* [Requirement]: Return the listing below word for word.

* [Items]:
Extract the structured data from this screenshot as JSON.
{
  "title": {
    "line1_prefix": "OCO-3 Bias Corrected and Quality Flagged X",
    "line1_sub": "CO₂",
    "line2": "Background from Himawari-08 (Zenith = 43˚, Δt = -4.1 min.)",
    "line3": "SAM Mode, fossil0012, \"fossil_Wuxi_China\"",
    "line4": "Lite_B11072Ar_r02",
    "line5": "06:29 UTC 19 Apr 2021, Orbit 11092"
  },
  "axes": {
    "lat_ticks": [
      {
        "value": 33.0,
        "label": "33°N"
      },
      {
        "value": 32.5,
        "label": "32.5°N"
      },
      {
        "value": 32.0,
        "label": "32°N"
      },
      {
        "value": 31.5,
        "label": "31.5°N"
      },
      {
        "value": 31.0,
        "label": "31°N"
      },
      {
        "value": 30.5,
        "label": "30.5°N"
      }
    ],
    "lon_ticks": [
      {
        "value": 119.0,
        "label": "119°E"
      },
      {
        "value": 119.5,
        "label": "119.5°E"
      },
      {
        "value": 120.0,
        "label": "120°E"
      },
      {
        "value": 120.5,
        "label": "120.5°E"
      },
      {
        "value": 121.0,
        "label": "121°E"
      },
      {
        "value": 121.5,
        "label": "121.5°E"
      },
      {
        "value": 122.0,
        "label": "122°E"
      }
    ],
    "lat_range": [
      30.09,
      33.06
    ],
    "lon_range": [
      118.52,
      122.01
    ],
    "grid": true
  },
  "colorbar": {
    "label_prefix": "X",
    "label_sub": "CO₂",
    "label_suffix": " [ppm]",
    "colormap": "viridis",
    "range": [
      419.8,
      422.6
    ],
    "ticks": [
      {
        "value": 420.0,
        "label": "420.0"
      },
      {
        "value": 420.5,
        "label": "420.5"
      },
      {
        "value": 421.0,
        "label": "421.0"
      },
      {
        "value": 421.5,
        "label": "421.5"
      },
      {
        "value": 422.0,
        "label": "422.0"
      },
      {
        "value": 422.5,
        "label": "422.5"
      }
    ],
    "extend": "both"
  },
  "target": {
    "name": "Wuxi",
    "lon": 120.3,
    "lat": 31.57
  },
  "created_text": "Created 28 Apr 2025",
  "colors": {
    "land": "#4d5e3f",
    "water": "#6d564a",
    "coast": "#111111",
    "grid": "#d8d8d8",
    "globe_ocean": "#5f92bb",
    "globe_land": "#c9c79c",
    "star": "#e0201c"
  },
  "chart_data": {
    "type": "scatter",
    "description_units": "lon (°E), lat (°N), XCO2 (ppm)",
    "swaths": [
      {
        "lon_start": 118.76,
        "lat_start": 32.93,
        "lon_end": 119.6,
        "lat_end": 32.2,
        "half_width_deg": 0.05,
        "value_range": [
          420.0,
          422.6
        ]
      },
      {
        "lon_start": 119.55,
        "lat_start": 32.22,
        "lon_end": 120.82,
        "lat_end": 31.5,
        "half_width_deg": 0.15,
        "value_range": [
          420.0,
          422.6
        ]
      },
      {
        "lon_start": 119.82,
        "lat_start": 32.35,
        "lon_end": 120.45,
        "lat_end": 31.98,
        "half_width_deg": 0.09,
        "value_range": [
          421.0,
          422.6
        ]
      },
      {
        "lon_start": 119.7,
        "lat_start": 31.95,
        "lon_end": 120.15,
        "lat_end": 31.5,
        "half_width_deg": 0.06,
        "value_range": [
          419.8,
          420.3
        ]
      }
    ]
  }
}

* [Solution to this problem]:
Extract the structured data from this screenshot as JSON.
{
  "title": {
    "line1_prefix": "OCO-3 Bias Corrected and Quality Flagged X",
    "line1_sub": "CO₂",
    "line2": "Background from Himawari-08 (Zenith = 43˚, Δt = -4.1 min.)",
    "line3": "SAM Mode, fossil0012, \"fossil_Wuxi_China\"",
    "line4": "Lite_B11072Ar_r02",
    "line5": "06:29 UTC 19 Apr 2021, Orbit 11092"
  },
  "axes": {
    "lat_ticks": [
      {
        "value": 33.0,
        "label": "33°N"
      },
      {
        "value": 32.5,
        "label": "32.5°N"
      },
      {
        "value": 32.0,
        "label": "32°N"
      },
      {
        "value": 31.5,
        "label": "31.5°N"
      },
      {
        "value": 31.0,
        "label": "31°N"
      },
      {
        "value": 30.5,
        "label": "30.5°N"
      }
    ],
    "lon_ticks": [
      {
        "value": 119.0,
        "label": "119°E"
      },
      {
        "value": 119.5,
        "label": "119.5°E"
      },
      {
        "value": 120.0,
        "label": "120°E"
      },
      {
        "value": 120.5,
        "label": "120.5°E"
      },
      {
        "value": 121.0,
        "label": "121°E"
      },
      {
        "value": 121.5,
        "label": "121.5°E"
      },
      {
        "value": 122.0,
        "label": "122°E"
      }
    ],
    "lat_range": [
      30.09,
      33.06
    ],
    "lon_range": [
      118.52,
      122.01
    ],
    "grid": true
  },
  "colorbar": {
    "label_prefix": "X",
    "label_sub": "CO₂",
    "label_suffix": " [ppm]",
    "colormap": "viridis",
    "range": [
      419.8,
      422.6
    ],
    "ticks": [
      {
        "value": 420.0,
        "label": "420.0"
      },
      {
        "value": 420.5,
        "label": "420.5"
      },
      {
        "value": 421.0,
        "label": "421.0"
      },
      {
        "value": 421.5,
        "label": "421.5"
      },
      {
        "value": 422.0,
        "label": "422.0"
      },
      {
        "value": 422.5,
        "label": "422.5"
      }
    ],
    "extend": "both"
  },
  "target": {
    "name": "Wuxi",
    "lon": 120.3,
    "lat": 31.57
  },
  "created_text": "Created 28 Apr 2025",
  "colors": {
    "land": "#4d5e3f",
    "water": "#6d564a",
    "coast": "#111111",
    "grid": "#d8d8d8",
    "globe_ocean": "#5f92bb",
    "globe_land": "#c9c79c",
    "star": "#e0201c"
  },
  "chart_data": {
    "type": "scatter",
    "description_units": "lon (°E), lat (°N), XCO2 (ppm)",
    "swaths": [
      {
        "lon_start": 118.76,
        "lat_start": 32.93,
        "lon_end": 119.6,
        "lat_end": 32.2,
        "half_width_deg": 0.05,
        "value_range": [
          420.0,
          422.6
        ]
      },
      {
        "lon_start": 119.55,
        "lat_start": 32.22,
        "lon_end": 120.82,
        "lat_end": 31.5,
        "half_width_deg": 0.15,
        "value_range": [
          420.0,
          422.6
        ]
      },
      {
        "lon_start": 119.82,
        "lat_start": 32.35,
        "lon_end": 120.45,
        "lat_end": 31.98,
        "half_width_deg": 0.09,
        "value_range": [
          421.0,
          422.6
        ]
      },
      {
        "lon_start": 119.7,
        "lat_start": 31.95,
        "lon_end": 120.15,
        "lat_end": 31.5,
        "half_width_deg": 0.06,
        "value_range": [
          419.8,
          420.3
        ]
      }
    ]
  }
}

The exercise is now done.